Restate the data below word for word. Skip any images it contains.

──────── DATASET ROWS

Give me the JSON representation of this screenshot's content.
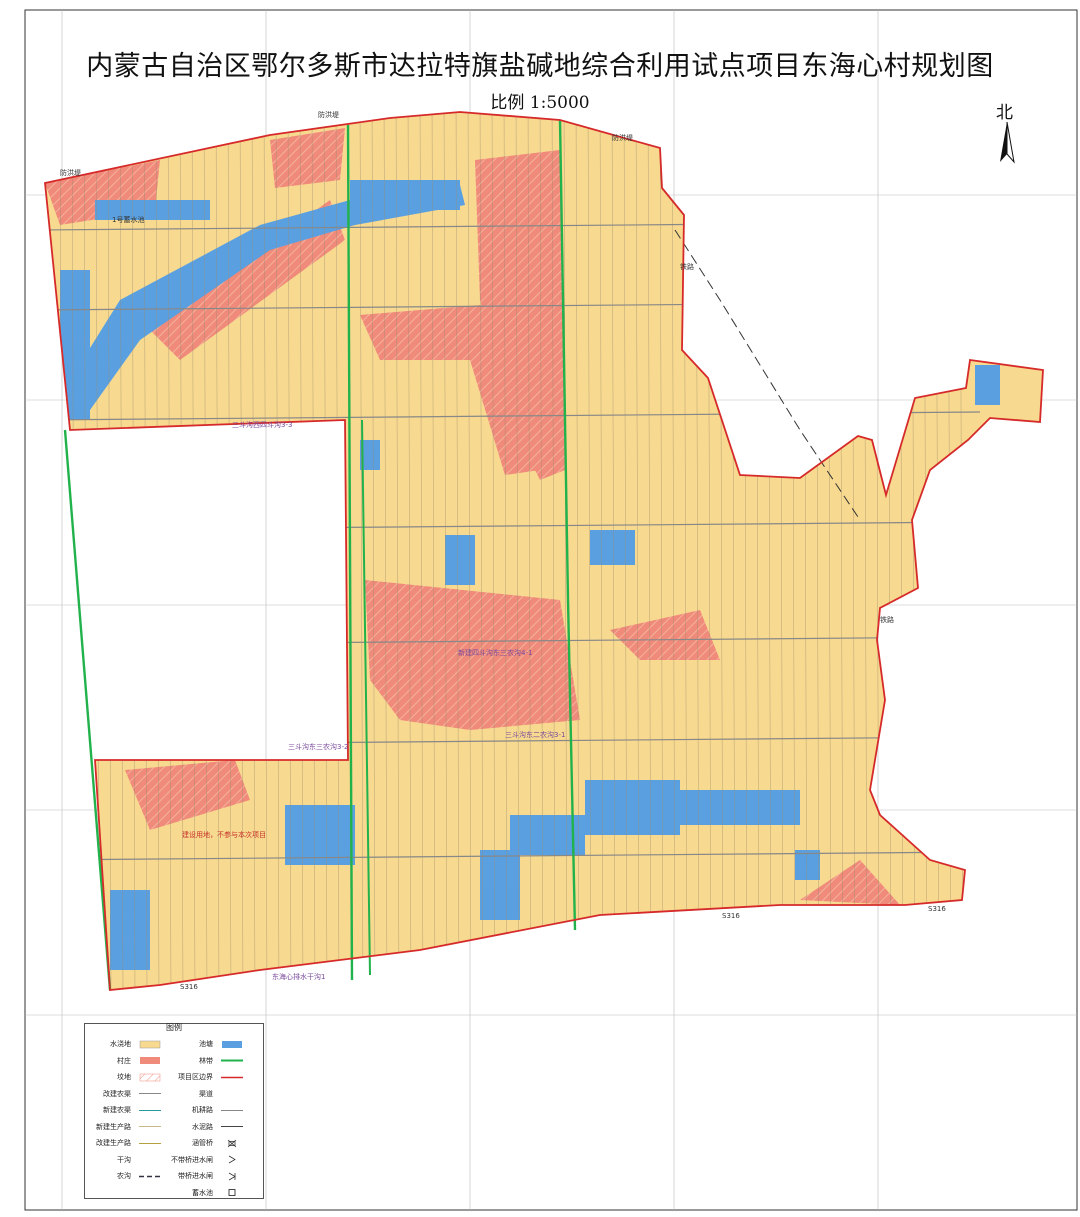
{
  "title": "内蒙古自治区鄂尔多斯市达拉特旗盐碱地综合利用试点项目东海心村规划图",
  "scale": "比例 1:5000",
  "north": "北",
  "colors": {
    "paddy": "#f7d98f",
    "village": "#f08a7a",
    "pond": "#5aa0e0",
    "forest": "#22b24c",
    "boundary": "#d62a2a",
    "road": "#8a8a8a"
  },
  "legend": {
    "title": "图例",
    "left": [
      {
        "label": "水浇地",
        "symbol": "paddy"
      },
      {
        "label": "村庄",
        "symbol": "village"
      },
      {
        "label": "坟地",
        "symbol": "grave"
      },
      {
        "label": "改建农渠",
        "symbol": "line-gray"
      },
      {
        "label": "新建农渠",
        "symbol": "line-teal"
      },
      {
        "label": "新建生产路",
        "symbol": "line-light"
      },
      {
        "label": "改建生产路",
        "symbol": "line-olive"
      },
      {
        "label": "干沟",
        "symbol": "none"
      },
      {
        "label": "农沟",
        "symbol": "dash"
      }
    ],
    "right": [
      {
        "label": "池塘",
        "symbol": "pond"
      },
      {
        "label": "林带",
        "symbol": "line-green"
      },
      {
        "label": "项目区边界",
        "symbol": "line-red"
      },
      {
        "label": "渠道",
        "symbol": "none"
      },
      {
        "label": "机耕路",
        "symbol": "line-gray"
      },
      {
        "label": "水泥路",
        "symbol": "line-dark"
      },
      {
        "label": "涵管桥",
        "symbol": "bridge"
      },
      {
        "label": "不带桥进水闸",
        "symbol": "gate"
      },
      {
        "label": "带桥进水闸",
        "symbol": "gate2"
      },
      {
        "label": "蓄水池",
        "symbol": "box"
      }
    ]
  },
  "map_labels": [
    {
      "text": "防洪堤",
      "kind": "dark"
    },
    {
      "text": "防洪堤",
      "kind": "dark"
    },
    {
      "text": "防洪堤",
      "kind": "dark"
    },
    {
      "text": "1号蓄水池",
      "kind": "dark"
    },
    {
      "text": "铁路",
      "kind": "dark"
    },
    {
      "text": "铁路",
      "kind": "dark"
    },
    {
      "text": "S316",
      "kind": "dark"
    },
    {
      "text": "S316",
      "kind": "dark"
    },
    {
      "text": "S316",
      "kind": "dark"
    },
    {
      "text": "三斗沟东三农沟3-2",
      "kind": "purple"
    },
    {
      "text": "三斗沟东二农沟3-1",
      "kind": "purple"
    },
    {
      "text": "新建四斗沟东三农沟4-1",
      "kind": "purple"
    },
    {
      "text": "东海心排水干沟1",
      "kind": "purple"
    },
    {
      "text": "建设用地，不参与本次项目",
      "kind": "red"
    },
    {
      "text": "三斗沟西四斗沟3-3",
      "kind": "purple"
    }
  ]
}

────────────────

* **FINISHED TASK**
Give me the JSON representation of this screenshot's content.
{
  "title": "内蒙古自治区鄂尔多斯市达拉特旗盐碱地综合利用试点项目东海心村规划图",
  "scale": "比例 1:5000",
  "north": "北",
  "colors": {
    "paddy": "#f7d98f",
    "village": "#f08a7a",
    "pond": "#5aa0e0",
    "forest": "#22b24c",
    "boundary": "#d62a2a",
    "road": "#8a8a8a"
  },
  "legend": {
    "title": "图例",
    "left": [
      {
        "label": "水浇地",
        "symbol": "paddy"
      },
      {
        "label": "村庄",
        "symbol": "village"
      },
      {
        "label": "坟地",
        "symbol": "grave"
      },
      {
        "label": "改建农渠",
        "symbol": "line-gray"
      },
      {
        "label": "新建农渠",
        "symbol": "line-teal"
      },
      {
        "label": "新建生产路",
        "symbol": "line-light"
      },
      {
        "label": "改建生产路",
        "symbol": "line-olive"
      },
      {
        "label": "干沟",
        "symbol": "none"
      },
      {
        "label": "农沟",
        "symbol": "dash"
      }
    ],
    "right": [
      {
        "label": "池塘",
        "symbol": "pond"
      },
      {
        "label": "林带",
        "symbol": "line-green"
      },
      {
        "label": "项目区边界",
        "symbol": "line-red"
      },
      {
        "label": "渠道",
        "symbol": "none"
      },
      {
        "label": "机耕路",
        "symbol": "line-gray"
      },
      {
        "label": "水泥路",
        "symbol": "line-dark"
      },
      {
        "label": "涵管桥",
        "symbol": "bridge"
      },
      {
        "label": "不带桥进水闸",
        "symbol": "gate"
      },
      {
        "label": "带桥进水闸",
        "symbol": "gate2"
      },
      {
        "label": "蓄水池",
        "symbol": "box"
      }
    ]
  },
  "map_labels": [
    {
      "text": "防洪堤",
      "kind": "dark"
    },
    {
      "text": "防洪堤",
      "kind": "dark"
    },
    {
      "text": "防洪堤",
      "kind": "dark"
    },
    {
      "text": "1号蓄水池",
      "kind": "dark"
    },
    {
      "text": "铁路",
      "kind": "dark"
    },
    {
      "text": "铁路",
      "kind": "dark"
    },
    {
      "text": "S316",
      "kind": "dark"
    },
    {
      "text": "S316",
      "kind": "dark"
    },
    {
      "text": "S316",
      "kind": "dark"
    },
    {
      "text": "三斗沟东三农沟3-2",
      "kind": "purple"
    },
    {
      "text": "三斗沟东二农沟3-1",
      "kind": "purple"
    },
    {
      "text": "新建四斗沟东三农沟4-1",
      "kind": "purple"
    },
    {
      "text": "东海心排水干沟1",
      "kind": "purple"
    },
    {
      "text": "建设用地，不参与本次项目",
      "kind": "red"
    },
    {
      "text": "三斗沟西四斗沟3-3",
      "kind": "purple"
    }
  ]
}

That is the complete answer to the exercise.